## Exercise brief
Output every line exactly as written. Leave out pictures.

## Given records
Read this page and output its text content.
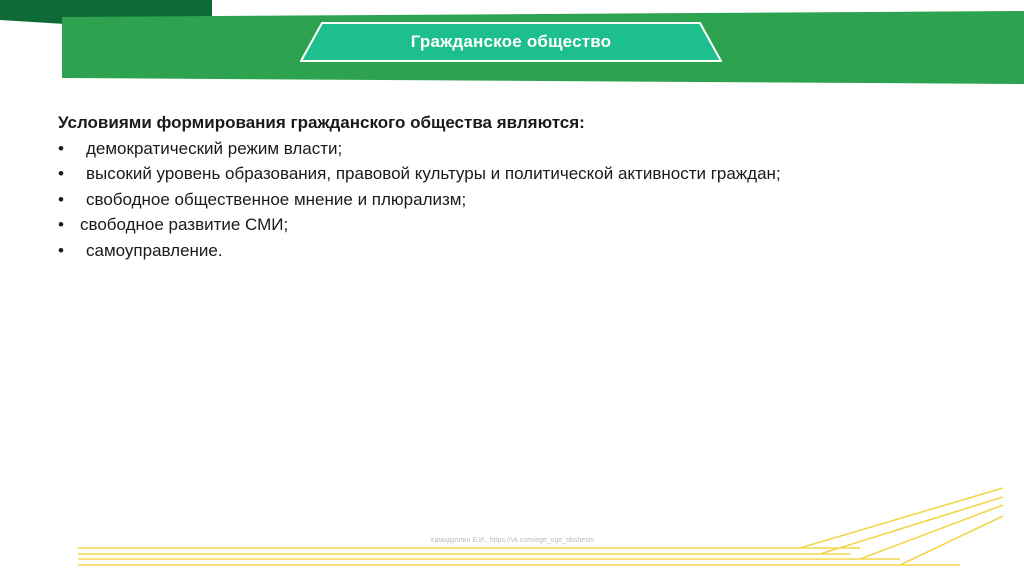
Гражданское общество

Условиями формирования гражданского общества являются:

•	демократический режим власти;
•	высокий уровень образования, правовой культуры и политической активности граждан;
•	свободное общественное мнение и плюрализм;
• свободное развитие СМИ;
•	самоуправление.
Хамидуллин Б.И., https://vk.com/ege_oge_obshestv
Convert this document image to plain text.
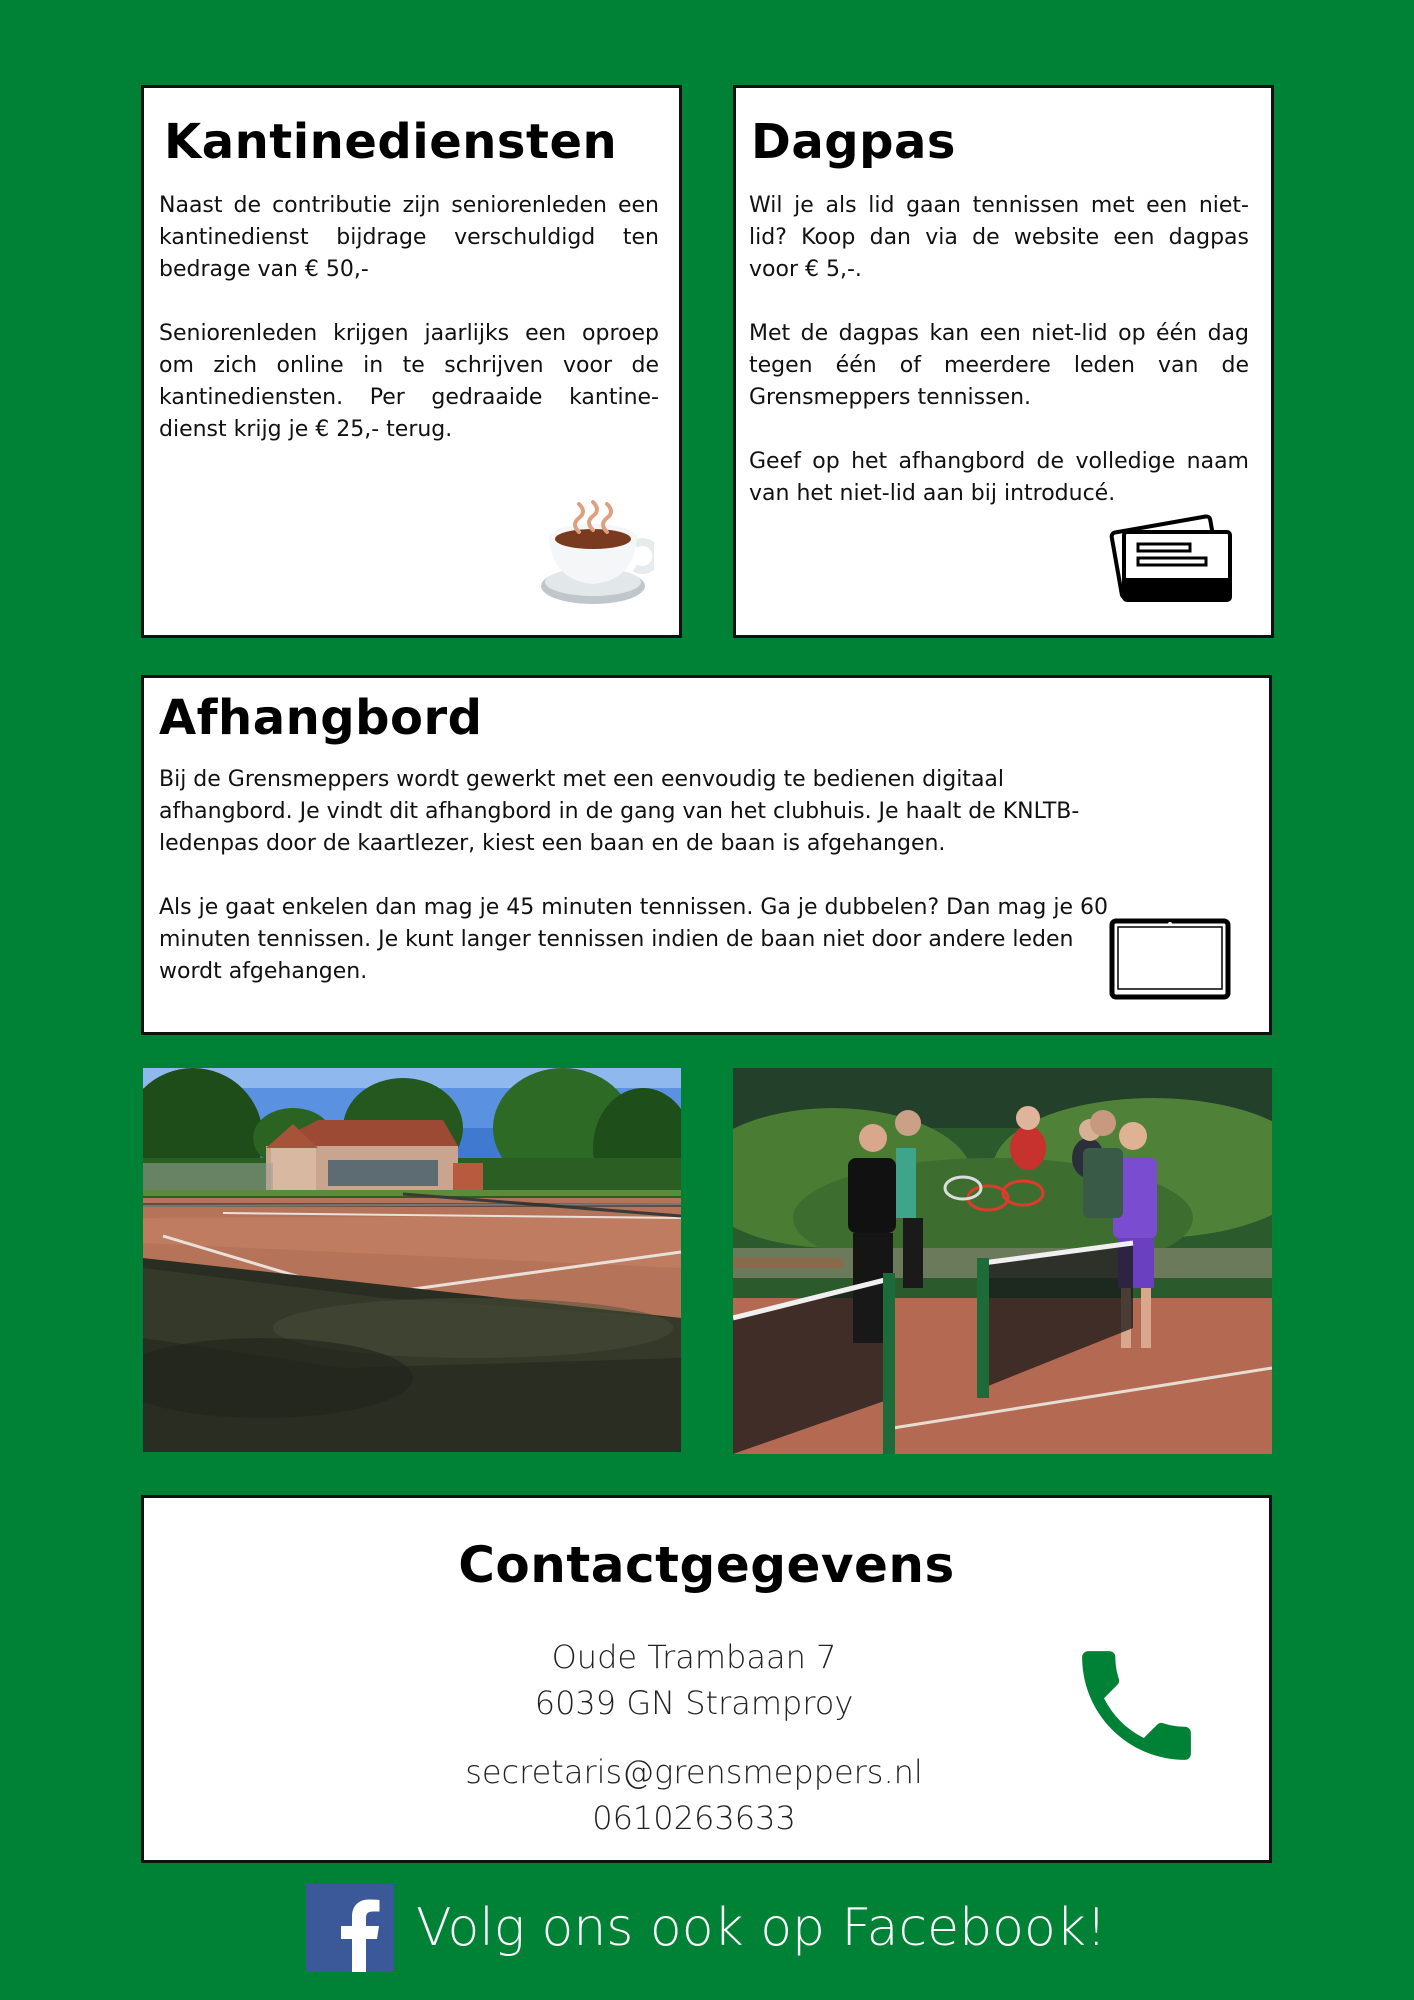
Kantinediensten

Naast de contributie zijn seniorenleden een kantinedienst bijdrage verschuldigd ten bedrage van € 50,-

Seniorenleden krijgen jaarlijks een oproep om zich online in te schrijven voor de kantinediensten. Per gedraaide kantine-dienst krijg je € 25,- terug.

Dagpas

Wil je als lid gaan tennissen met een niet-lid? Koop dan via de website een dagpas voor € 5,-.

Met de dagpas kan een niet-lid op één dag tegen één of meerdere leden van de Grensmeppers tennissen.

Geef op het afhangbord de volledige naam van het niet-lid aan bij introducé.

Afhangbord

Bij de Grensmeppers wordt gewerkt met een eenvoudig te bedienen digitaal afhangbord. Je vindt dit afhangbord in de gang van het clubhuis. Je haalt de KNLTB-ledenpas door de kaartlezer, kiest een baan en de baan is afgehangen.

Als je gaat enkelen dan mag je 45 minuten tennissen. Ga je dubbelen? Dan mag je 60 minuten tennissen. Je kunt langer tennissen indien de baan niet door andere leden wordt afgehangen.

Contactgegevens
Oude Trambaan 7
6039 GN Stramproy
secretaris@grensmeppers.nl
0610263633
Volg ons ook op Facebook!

## Answer to the exercise
Read this page and output its text content.
Гражданское общество

Условиями формирования гражданского общества являются:

•	демократический режим власти;
•	высокий уровень образования, правовой культуры и политической активности граждан;
•	свободное общественное мнение и плюрализм;
• свободное развитие СМИ;
•	самоуправление.
Хамидуллин Б.И., https://vk.com/ege_oge_obshestv
Convert this document image to plain text.
Kantinediensten

Naast de contributie zijn seniorenleden een kantinedienst bijdrage verschuldigd ten bedrage van € 50,-

Seniorenleden krijgen jaarlijks een oproep om zich online in te schrijven voor de kantinediensten. Per gedraaide kantine-dienst krijg je € 25,- terug.

Dagpas

Wil je als lid gaan tennissen met een niet-lid? Koop dan via de website een dagpas voor € 5,-.

Met de dagpas kan een niet-lid op één dag tegen één of meerdere leden van de Grensmeppers tennissen.

Geef op het afhangbord de volledige naam van het niet-lid aan bij introducé.

Afhangbord

Bij de Grensmeppers wordt gewerkt met een eenvoudig te bedienen digitaal afhangbord. Je vindt dit afhangbord in de gang van het clubhuis. Je haalt de KNLTB-ledenpas door de kaartlezer, kiest een baan en de baan is afgehangen.

Als je gaat enkelen dan mag je 45 minuten tennissen. Ga je dubbelen? Dan mag je 60 minuten tennissen. Je kunt langer tennissen indien de baan niet door andere leden wordt afgehangen.

Contactgegevens
Oude Trambaan 7
6039 GN Stramproy
secretaris@grensmeppers.nl
0610263633
Volg ons ook op Facebook!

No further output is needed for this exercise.